### RECORDS FOR THIS TASK
────────────────────────────────────────

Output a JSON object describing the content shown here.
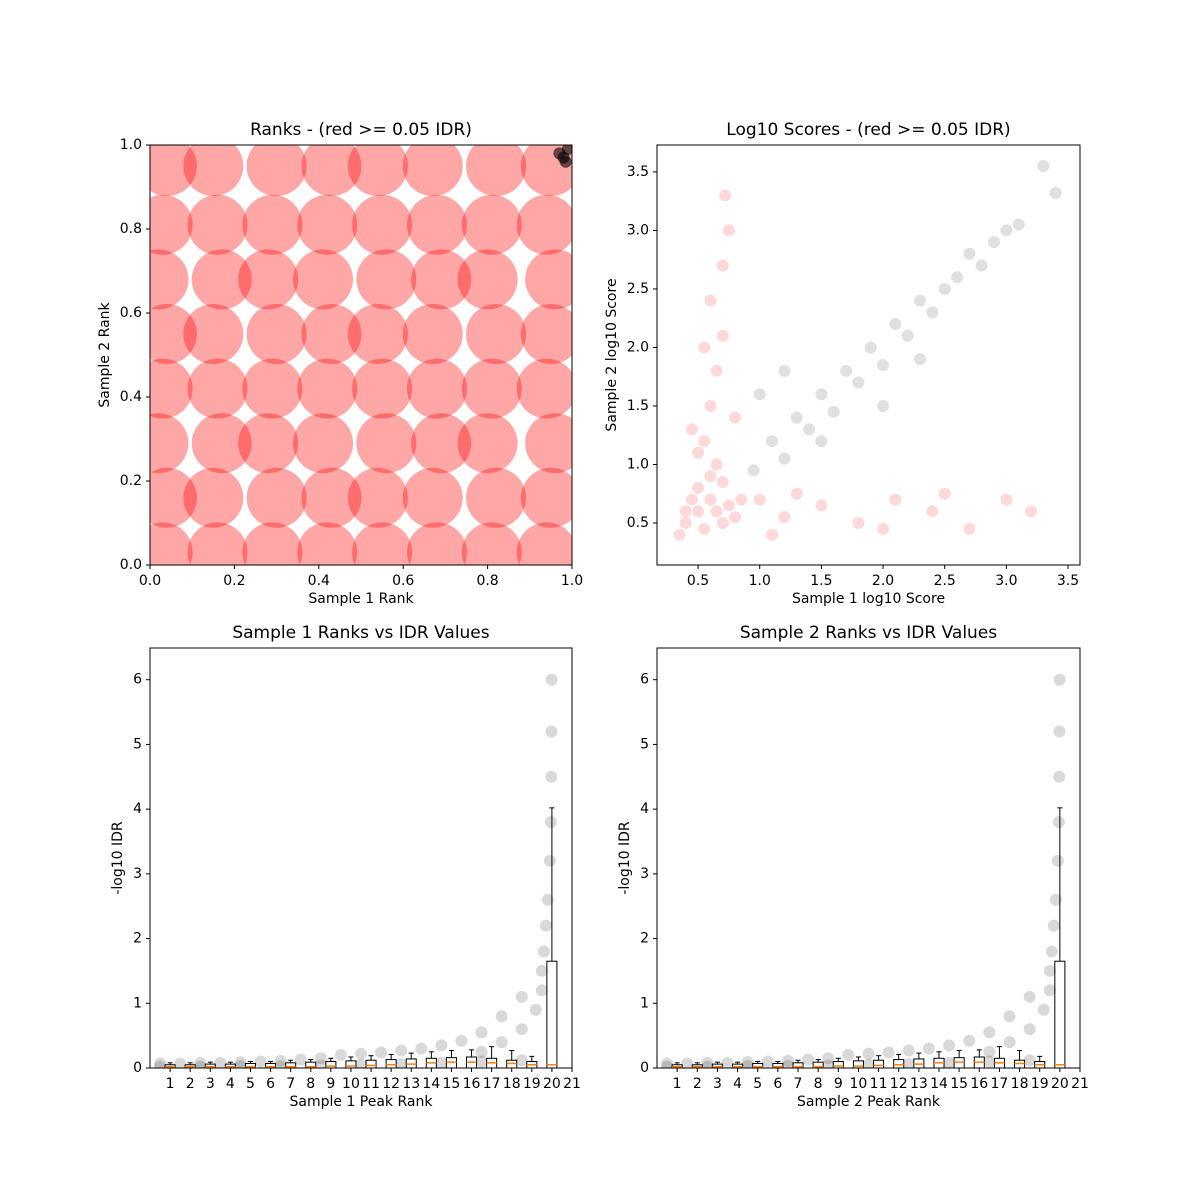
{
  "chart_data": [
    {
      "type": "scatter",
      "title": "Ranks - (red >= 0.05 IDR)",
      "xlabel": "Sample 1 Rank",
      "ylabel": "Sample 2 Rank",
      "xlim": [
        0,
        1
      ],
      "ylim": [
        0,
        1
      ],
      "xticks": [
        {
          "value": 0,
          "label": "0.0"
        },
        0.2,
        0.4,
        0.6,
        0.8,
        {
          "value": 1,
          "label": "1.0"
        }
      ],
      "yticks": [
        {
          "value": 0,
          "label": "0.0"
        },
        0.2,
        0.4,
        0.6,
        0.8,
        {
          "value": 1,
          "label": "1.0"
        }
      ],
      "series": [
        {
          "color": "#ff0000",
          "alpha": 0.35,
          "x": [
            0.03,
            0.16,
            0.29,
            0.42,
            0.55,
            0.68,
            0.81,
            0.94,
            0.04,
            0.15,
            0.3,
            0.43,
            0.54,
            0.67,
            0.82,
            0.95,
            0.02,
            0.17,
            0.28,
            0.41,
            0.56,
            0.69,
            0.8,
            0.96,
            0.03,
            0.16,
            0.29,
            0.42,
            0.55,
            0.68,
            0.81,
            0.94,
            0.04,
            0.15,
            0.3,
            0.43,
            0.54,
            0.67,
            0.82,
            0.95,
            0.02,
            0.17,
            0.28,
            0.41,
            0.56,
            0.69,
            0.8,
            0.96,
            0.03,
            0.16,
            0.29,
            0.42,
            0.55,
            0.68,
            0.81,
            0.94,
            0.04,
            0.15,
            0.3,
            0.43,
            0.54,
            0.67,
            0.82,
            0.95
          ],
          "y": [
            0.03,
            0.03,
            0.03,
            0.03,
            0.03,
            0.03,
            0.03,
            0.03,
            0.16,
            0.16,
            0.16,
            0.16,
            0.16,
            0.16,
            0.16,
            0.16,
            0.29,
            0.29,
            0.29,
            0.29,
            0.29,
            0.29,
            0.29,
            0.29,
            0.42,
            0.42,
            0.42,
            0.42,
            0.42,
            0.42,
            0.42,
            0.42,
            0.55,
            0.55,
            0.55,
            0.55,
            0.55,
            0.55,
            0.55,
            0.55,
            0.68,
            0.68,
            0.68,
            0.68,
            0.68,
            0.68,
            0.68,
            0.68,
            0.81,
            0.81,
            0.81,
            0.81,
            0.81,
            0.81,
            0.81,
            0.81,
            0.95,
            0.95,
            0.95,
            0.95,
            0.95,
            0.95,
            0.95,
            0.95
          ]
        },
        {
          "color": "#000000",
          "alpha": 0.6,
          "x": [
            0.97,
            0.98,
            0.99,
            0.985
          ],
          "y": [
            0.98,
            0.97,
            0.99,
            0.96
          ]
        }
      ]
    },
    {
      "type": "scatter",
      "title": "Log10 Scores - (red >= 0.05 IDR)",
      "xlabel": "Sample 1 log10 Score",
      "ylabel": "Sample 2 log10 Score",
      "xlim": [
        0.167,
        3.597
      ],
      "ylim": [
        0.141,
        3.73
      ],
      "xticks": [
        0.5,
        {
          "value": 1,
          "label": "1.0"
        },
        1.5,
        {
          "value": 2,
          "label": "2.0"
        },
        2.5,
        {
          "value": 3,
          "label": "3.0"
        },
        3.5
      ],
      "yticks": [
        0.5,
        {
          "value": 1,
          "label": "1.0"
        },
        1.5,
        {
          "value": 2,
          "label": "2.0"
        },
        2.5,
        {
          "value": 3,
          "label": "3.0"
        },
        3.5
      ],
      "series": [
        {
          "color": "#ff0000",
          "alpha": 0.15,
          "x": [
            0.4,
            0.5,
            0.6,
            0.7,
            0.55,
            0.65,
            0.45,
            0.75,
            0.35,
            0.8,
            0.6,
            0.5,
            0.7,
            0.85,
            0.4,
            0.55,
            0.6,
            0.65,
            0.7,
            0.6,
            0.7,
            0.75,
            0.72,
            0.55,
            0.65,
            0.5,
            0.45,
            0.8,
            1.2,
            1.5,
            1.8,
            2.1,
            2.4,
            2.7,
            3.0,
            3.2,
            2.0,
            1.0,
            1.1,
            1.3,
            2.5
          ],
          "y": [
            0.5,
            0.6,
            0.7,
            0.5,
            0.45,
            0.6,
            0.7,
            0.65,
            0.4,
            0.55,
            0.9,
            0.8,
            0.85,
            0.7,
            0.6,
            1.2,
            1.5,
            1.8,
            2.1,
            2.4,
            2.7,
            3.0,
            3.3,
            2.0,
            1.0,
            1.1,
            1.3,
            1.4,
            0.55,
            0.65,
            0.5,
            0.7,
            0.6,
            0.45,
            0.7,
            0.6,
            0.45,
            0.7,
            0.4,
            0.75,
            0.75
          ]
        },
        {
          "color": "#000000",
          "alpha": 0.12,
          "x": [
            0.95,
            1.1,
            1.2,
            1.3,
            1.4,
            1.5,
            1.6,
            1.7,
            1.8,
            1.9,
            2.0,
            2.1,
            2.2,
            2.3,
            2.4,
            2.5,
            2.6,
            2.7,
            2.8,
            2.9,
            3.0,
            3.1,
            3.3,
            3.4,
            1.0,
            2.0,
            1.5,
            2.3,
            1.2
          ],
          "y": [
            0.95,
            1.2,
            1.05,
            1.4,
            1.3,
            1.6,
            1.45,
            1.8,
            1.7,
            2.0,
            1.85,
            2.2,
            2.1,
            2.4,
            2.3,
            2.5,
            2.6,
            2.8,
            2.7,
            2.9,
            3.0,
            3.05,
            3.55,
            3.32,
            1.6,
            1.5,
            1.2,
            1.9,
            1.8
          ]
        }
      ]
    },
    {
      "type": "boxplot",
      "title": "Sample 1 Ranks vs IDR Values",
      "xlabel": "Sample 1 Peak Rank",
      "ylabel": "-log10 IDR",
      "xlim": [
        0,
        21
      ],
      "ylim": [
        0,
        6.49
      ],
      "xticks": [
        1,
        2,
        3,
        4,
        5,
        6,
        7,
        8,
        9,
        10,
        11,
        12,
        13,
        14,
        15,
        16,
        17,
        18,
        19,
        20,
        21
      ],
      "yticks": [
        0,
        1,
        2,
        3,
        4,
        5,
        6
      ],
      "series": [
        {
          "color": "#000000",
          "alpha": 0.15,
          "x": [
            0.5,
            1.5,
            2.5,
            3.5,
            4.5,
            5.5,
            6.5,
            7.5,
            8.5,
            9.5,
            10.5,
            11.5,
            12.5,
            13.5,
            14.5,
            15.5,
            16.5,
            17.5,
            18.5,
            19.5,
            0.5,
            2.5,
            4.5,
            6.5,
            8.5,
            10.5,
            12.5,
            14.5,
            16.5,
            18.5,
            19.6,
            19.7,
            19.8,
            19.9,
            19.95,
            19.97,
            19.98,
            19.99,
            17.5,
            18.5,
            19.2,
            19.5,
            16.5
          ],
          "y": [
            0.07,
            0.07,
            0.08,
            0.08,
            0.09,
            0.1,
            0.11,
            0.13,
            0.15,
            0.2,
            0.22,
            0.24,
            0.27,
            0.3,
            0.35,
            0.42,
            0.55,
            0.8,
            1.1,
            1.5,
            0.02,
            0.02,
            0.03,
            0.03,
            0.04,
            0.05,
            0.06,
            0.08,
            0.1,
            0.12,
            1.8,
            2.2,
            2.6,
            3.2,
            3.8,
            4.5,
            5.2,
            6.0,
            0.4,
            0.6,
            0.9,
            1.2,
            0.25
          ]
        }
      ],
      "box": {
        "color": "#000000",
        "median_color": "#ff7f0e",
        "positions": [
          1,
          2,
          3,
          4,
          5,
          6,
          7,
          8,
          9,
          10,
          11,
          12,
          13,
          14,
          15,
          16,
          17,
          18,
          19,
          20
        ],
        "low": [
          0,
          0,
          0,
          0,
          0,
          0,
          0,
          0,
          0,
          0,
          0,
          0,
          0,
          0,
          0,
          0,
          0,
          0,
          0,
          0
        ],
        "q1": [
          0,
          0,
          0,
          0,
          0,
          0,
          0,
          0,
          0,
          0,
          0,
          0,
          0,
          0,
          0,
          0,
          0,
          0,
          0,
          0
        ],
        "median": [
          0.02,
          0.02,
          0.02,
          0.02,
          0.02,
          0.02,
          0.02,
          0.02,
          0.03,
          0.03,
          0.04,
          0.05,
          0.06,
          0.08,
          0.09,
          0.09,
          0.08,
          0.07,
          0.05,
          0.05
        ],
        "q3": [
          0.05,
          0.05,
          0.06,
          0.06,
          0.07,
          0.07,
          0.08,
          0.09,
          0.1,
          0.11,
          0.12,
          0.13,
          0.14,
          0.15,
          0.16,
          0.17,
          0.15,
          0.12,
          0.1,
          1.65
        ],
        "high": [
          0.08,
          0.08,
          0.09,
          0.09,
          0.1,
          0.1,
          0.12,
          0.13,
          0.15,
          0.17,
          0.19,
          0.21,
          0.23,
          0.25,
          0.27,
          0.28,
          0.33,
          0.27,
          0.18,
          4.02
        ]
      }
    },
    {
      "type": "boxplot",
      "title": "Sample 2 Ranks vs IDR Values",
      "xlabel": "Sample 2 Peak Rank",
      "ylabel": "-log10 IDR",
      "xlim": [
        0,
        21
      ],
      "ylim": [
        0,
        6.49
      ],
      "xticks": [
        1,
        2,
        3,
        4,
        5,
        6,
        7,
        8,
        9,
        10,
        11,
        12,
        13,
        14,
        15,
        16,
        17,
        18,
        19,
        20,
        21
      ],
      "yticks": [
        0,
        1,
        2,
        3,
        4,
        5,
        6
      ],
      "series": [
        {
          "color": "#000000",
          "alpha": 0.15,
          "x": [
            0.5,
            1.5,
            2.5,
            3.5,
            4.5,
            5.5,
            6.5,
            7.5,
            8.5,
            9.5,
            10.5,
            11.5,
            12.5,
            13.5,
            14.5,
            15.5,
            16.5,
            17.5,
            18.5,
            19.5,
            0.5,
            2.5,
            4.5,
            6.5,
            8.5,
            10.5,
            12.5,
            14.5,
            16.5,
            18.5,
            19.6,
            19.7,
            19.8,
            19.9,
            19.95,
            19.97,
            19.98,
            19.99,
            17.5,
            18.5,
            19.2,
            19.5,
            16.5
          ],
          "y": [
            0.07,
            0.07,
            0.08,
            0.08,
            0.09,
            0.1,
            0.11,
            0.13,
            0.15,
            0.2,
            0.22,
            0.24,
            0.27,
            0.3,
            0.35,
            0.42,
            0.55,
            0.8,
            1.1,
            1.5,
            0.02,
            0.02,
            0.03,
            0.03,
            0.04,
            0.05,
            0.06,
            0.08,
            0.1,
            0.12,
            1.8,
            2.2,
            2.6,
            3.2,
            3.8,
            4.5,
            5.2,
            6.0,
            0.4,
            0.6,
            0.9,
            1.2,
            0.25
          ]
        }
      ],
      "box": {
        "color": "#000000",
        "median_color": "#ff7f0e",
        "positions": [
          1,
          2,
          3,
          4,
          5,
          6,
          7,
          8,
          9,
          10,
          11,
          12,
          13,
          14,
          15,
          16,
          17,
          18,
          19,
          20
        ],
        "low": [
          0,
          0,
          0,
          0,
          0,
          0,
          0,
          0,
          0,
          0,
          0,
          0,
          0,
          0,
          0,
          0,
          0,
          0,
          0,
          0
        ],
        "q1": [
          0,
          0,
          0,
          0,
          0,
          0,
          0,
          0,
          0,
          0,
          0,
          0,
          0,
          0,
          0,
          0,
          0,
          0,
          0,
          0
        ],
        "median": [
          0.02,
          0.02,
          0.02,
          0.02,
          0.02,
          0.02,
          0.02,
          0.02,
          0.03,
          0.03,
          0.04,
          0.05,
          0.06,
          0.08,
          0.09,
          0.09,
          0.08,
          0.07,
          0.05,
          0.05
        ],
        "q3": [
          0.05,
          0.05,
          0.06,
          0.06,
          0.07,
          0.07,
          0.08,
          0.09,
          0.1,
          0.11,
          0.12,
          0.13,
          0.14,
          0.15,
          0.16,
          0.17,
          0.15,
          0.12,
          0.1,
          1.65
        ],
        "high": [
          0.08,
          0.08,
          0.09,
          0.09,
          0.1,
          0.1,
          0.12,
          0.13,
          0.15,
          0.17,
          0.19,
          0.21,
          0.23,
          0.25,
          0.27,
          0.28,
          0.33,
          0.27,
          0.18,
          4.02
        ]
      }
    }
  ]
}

────────────────────────────────────────

### WHAT TO WORK ON
All lines holding the word "Peak" should be picked out and copied.

### TASK RESULT
      "xlabel": "Sample 1 Peak Rank",
      "xlabel": "Sample 2 Peak Rank",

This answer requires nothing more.